* [PASSAGE TO READ]

-- Start --

Being Jewish is mark of identity and bears no further qualification in terms of political commitment or any specialized knowledge. The considerable and well-founded support which we have received in the past few days in no small part from non-Jews is evidence of this. On the other hand, the Israeli government holds us hostage when they claim to speak for all Jews worldwide. This is why we say, loudly: “Not in our name!” We are a few dozen Jews with an internet connection and a sense of guilt and shame with respect to the Palestinians and fear for the future of Israel. All our activities are documented in writing, we are a political organization and operate in the public sphere. We have nothing to hide. We are of course not neutral, neutrality serves only the oppressor. We are affected by events, they concern our children, friends and relatives. We don’t have the resources of the federal government and no newspaper, as does the Central Council for the Jews. We all do this as volunteers without pay and in addition to our professional responsibilities and our personal social lives.

The events leading up to this ceremony once again demonstrate that when one speaks of Israeli politics, at least in Germany, one is not speaking about politics but about identity. Many Germans, Jewish and non-Jewish, try to assuage their difficulties with their identities by indiscriminately identifying themselves with the state of Israel. Regardless of the policies which the Israeli government pursues, they are always on board. This is why we founded our organization, in order for us, as Jews living in Germany, to give an outlet to our voice and to exert influence upon the German civic society. This is why this prize means so much to us: to be able to speak to you and with you as Jews. This is one of the central aims of our organization and our work within it.

-- End --

* [REQUIRED TASK 1] Print the rows, starting with the line that contains "row-intention: Side plate" and going on through the line that contains "table-row: 4. ⚷", with both of those lines included.
The rows and the text above them were taken from unrelated sources.

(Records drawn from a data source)

-- Start --

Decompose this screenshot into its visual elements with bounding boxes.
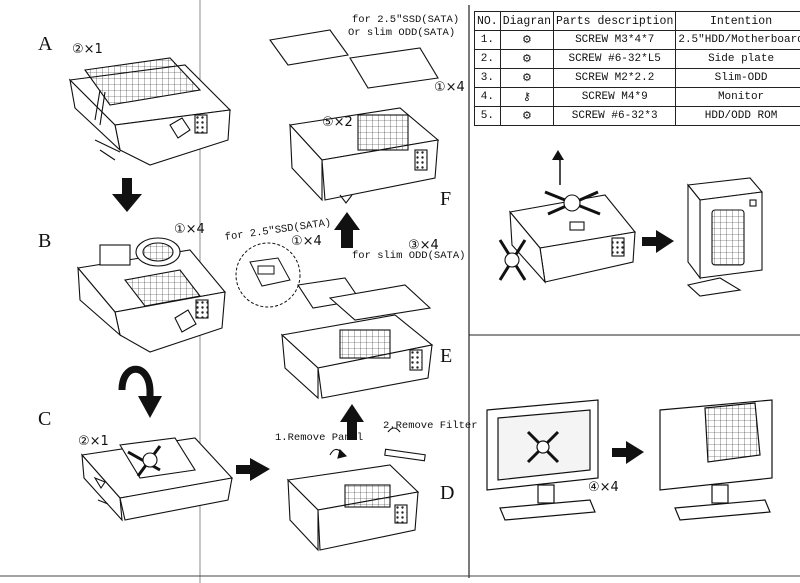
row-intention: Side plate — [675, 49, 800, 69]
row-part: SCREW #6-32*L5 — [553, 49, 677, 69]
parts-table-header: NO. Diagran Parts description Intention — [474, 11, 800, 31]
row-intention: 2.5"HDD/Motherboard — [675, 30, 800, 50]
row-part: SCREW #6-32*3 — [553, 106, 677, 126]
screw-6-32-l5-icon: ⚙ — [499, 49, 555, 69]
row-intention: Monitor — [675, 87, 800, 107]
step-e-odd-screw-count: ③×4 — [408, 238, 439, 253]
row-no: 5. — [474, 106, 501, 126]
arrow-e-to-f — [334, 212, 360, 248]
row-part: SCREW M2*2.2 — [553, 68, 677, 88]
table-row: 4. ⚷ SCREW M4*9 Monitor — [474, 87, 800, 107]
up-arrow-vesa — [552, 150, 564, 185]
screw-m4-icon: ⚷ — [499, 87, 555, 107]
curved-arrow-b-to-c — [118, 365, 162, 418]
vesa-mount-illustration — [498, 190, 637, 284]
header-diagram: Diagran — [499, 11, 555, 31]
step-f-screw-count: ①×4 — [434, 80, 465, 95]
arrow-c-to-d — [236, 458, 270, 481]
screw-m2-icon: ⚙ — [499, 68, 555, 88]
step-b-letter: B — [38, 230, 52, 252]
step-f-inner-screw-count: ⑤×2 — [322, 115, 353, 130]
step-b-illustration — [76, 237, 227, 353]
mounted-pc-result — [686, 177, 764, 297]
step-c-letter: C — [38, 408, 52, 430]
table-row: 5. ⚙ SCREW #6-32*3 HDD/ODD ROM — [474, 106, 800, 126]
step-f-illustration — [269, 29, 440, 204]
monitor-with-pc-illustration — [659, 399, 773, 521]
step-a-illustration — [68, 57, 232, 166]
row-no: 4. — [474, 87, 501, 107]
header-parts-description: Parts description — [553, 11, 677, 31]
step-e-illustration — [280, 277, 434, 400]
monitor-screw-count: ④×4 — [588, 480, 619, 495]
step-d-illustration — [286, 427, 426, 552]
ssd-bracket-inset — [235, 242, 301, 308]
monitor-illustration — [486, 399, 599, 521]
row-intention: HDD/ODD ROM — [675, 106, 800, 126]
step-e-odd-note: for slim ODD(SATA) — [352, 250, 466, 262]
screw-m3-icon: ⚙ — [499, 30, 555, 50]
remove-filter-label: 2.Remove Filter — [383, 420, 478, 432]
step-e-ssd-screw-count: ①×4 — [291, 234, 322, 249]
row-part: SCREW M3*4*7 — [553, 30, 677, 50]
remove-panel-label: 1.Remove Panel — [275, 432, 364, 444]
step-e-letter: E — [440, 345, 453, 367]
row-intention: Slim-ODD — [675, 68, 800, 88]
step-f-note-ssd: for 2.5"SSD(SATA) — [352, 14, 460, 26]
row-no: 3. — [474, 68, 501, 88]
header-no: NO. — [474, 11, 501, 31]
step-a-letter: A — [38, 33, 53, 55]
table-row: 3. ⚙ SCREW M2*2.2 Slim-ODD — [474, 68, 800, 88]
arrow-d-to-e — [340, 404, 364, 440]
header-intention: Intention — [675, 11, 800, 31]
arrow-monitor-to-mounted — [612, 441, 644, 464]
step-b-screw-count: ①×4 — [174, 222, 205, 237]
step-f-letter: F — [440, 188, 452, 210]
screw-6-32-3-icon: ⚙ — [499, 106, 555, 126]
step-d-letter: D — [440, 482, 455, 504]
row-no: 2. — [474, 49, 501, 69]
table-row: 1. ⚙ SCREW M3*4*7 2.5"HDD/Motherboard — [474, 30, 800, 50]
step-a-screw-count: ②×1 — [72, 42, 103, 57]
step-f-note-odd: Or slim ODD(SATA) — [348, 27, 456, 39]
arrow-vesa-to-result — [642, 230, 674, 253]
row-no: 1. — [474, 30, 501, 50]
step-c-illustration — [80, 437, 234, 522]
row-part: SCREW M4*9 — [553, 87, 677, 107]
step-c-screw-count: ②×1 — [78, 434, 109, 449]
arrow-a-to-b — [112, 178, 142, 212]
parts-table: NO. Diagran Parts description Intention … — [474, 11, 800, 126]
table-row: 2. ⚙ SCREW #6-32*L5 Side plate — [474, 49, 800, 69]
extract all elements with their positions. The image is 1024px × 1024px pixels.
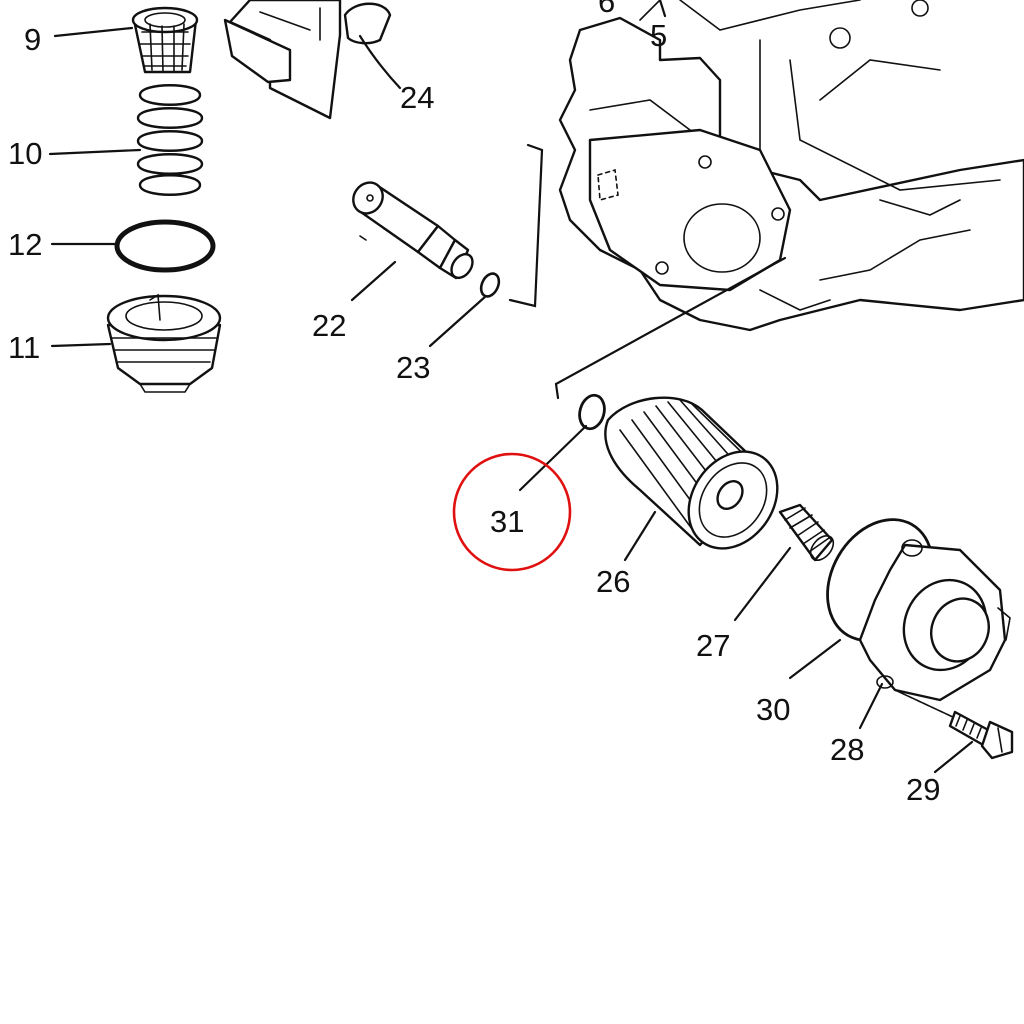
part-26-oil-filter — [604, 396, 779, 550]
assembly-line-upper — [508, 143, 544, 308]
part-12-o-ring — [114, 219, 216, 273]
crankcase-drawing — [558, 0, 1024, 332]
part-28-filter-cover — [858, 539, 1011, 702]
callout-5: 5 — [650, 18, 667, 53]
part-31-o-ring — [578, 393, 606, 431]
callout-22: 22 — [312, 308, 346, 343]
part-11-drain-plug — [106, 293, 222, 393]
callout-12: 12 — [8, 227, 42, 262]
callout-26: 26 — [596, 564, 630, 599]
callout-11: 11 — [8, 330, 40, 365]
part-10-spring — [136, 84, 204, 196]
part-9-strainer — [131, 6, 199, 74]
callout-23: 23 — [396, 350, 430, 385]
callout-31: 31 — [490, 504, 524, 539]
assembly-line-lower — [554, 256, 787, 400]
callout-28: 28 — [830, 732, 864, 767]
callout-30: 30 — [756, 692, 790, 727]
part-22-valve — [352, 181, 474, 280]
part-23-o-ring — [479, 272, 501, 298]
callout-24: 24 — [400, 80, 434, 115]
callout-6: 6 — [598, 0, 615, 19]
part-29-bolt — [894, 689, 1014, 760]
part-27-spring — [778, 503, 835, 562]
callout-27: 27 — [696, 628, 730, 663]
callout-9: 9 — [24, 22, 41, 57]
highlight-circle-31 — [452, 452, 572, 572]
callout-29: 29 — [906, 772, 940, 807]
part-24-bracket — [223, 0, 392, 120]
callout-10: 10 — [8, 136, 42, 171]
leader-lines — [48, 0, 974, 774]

-- End --

* [REQUIRED TASK 2] In the passage on Jewish identity and Israeli politics, what purpose does the organization give for its founding?

* [CORRECT RESULT 1]
row-intention: Side plate — [675, 49, 800, 69]
row-part: SCREW #6-32*L5 — [553, 49, 677, 69]
parts-table-header: NO. Diagran Parts description Intention — [474, 11, 800, 31]
row-intention: 2.5"HDD/Motherboard — [675, 30, 800, 50]
row-part: SCREW #6-32*3 — [553, 106, 677, 126]
screw-6-32-l5-icon: ⚙ — [499, 49, 555, 69]
row-intention: Monitor — [675, 87, 800, 107]
step-e-odd-screw-count: ③×4 — [408, 238, 439, 253]
row-no: 5. — [474, 106, 501, 126]
arrow-e-to-f — [334, 212, 360, 248]
row-part: SCREW M2*2.2 — [553, 68, 677, 88]
table-row: 4. ⚷ SCREW M4*9 Monitor — [474, 87, 800, 107]

* [CORRECT RESULT 2] It was founded so that its members, as Jews living in Germany, could give an outlet to their voice and exert influence upon German civic society.